▶ SET TASK
Retype all the records with nothing changed.

Some records:
---
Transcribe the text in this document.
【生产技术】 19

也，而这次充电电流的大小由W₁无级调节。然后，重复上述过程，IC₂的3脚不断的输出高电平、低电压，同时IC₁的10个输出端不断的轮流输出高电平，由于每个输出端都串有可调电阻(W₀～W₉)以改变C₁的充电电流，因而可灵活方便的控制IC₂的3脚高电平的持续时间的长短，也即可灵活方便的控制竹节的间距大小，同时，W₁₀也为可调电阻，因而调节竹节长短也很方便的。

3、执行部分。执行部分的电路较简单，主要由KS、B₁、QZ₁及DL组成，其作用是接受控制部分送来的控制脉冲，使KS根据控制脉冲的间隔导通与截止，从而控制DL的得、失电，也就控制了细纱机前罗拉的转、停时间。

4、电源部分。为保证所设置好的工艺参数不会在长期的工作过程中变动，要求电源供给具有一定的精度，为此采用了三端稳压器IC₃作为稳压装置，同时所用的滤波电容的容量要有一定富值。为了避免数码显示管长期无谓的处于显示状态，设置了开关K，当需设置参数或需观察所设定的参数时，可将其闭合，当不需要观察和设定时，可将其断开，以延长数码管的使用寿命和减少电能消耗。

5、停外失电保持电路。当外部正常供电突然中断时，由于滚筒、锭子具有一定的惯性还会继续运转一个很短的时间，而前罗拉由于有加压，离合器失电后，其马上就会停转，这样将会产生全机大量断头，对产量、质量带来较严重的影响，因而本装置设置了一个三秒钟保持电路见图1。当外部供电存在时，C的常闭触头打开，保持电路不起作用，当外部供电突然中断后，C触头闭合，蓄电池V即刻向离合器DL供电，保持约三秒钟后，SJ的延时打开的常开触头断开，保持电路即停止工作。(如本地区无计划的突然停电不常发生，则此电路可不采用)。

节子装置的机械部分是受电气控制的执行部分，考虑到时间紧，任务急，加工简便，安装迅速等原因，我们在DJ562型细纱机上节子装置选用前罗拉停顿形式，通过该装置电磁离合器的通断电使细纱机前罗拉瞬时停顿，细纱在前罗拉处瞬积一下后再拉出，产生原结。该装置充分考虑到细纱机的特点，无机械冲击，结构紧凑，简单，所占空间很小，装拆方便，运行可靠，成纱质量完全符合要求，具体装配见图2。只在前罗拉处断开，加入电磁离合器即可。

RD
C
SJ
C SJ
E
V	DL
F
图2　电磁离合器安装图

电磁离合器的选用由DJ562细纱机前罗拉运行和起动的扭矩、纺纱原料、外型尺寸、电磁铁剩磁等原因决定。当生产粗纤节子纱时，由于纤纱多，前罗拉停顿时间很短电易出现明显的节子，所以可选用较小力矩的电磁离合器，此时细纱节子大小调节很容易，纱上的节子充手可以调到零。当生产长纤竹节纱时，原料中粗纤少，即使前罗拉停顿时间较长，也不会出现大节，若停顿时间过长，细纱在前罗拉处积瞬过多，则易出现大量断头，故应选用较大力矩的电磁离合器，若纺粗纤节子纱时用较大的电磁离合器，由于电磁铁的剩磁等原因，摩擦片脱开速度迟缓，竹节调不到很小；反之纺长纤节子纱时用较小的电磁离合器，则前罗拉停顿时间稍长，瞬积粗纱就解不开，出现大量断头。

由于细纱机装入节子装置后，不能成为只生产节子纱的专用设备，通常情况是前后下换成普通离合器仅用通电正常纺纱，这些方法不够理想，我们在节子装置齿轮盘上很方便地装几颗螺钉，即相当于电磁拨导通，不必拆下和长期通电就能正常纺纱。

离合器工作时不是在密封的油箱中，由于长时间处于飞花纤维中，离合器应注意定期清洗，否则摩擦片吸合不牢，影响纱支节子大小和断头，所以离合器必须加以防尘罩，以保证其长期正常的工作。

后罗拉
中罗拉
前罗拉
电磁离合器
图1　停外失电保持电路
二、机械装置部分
---
▶ COMPLETED TASK
Transcribe the text in this document.
【生产技术】 19

也，而这次充电电流的大小由W₁无级调节。然后，重复上述过程，IC₂的3脚不断的输出高电平、低电压，同时IC₁的10个输出端不断的轮流输出高电平，由于每个输出端都串有可调电阻(W₀～W₉)以改变C₁的充电电流，因而可灵活方便的控制IC₂的3脚高电平的持续时间的长短，也即可灵活方便的控制竹节的间距大小，同时，W₁₀也为可调电阻，因而调节竹节长短也很方便的。

3、执行部分。执行部分的电路较简单，主要由KS、B₁、QZ₁及DL组成，其作用是接受控制部分送来的控制脉冲，使KS根据控制脉冲的间隔导通与截止，从而控制DL的得、失电，也就控制了细纱机前罗拉的转、停时间。

4、电源部分。为保证所设置好的工艺参数不会在长期的工作过程中变动，要求电源供给具有一定的精度，为此采用了三端稳压器IC₃作为稳压装置，同时所用的滤波电容的容量要有一定富值。为了避免数码显示管长期无谓的处于显示状态，设置了开关K，当需设置参数或需观察所设定的参数时，可将其闭合，当不需要观察和设定时，可将其断开，以延长数码管的使用寿命和减少电能消耗。

5、停外失电保持电路。当外部正常供电突然中断时，由于滚筒、锭子具有一定的惯性还会继续运转一个很短的时间，而前罗拉由于有加压，离合器失电后，其马上就会停转，这样将会产生全机大量断头，对产量、质量带来较严重的影响，因而本装置设置了一个三秒钟保持电路见图1。当外部供电存在时，C的常闭触头打开，保持电路不起作用，当外部供电突然中断后，C触头闭合，蓄电池V即刻向离合器DL供电，保持约三秒钟后，SJ的延时打开的常开触头断开，保持电路即停止工作。(如本地区无计划的突然停电不常发生，则此电路可不采用)。

节子装置的机械部分是受电气控制的执行部分，考虑到时间紧，任务急，加工简便，安装迅速等原因，我们在DJ562型细纱机上节子装置选用前罗拉停顿形式，通过该装置电磁离合器的通断电使细纱机前罗拉瞬时停顿，细纱在前罗拉处瞬积一下后再拉出，产生原结。该装置充分考虑到细纱机的特点，无机械冲击，结构紧凑，简单，所占空间很小，装拆方便，运行可靠，成纱质量完全符合要求，具体装配见图2。只在前罗拉处断开，加入电磁离合器即可。

RD
C
SJ
C SJ
E
V	DL
F
图2　电磁离合器安装图

电磁离合器的选用由DJ562细纱机前罗拉运行和起动的扭矩、纺纱原料、外型尺寸、电磁铁剩磁等原因决定。当生产粗纤节子纱时，由于纤纱多，前罗拉停顿时间很短电易出现明显的节子，所以可选用较小力矩的电磁离合器，此时细纱节子大小调节很容易，纱上的节子充手可以调到零。当生产长纤竹节纱时，原料中粗纤少，即使前罗拉停顿时间较长，也不会出现大节，若停顿时间过长，细纱在前罗拉处积瞬过多，则易出现大量断头，故应选用较大力矩的电磁离合器，若纺粗纤节子纱时用较大的电磁离合器，由于电磁铁的剩磁等原因，摩擦片脱开速度迟缓，竹节调不到很小；反之纺长纤节子纱时用较小的电磁离合器，则前罗拉停顿时间稍长，瞬积粗纱就解不开，出现大量断头。

由于细纱机装入节子装置后，不能成为只生产节子纱的专用设备，通常情况是前后下换成普通离合器仅用通电正常纺纱，这些方法不够理想，我们在节子装置齿轮盘上很方便地装几颗螺钉，即相当于电磁拨导通，不必拆下和长期通电就能正常纺纱。

离合器工作时不是在密封的油箱中，由于长时间处于飞花纤维中，离合器应注意定期清洗，否则摩擦片吸合不牢，影响纱支节子大小和断头，所以离合器必须加以防尘罩，以保证其长期正常的工作。

后罗拉
中罗拉
前罗拉
电磁离合器
图1　停外失电保持电路
二、机械装置部分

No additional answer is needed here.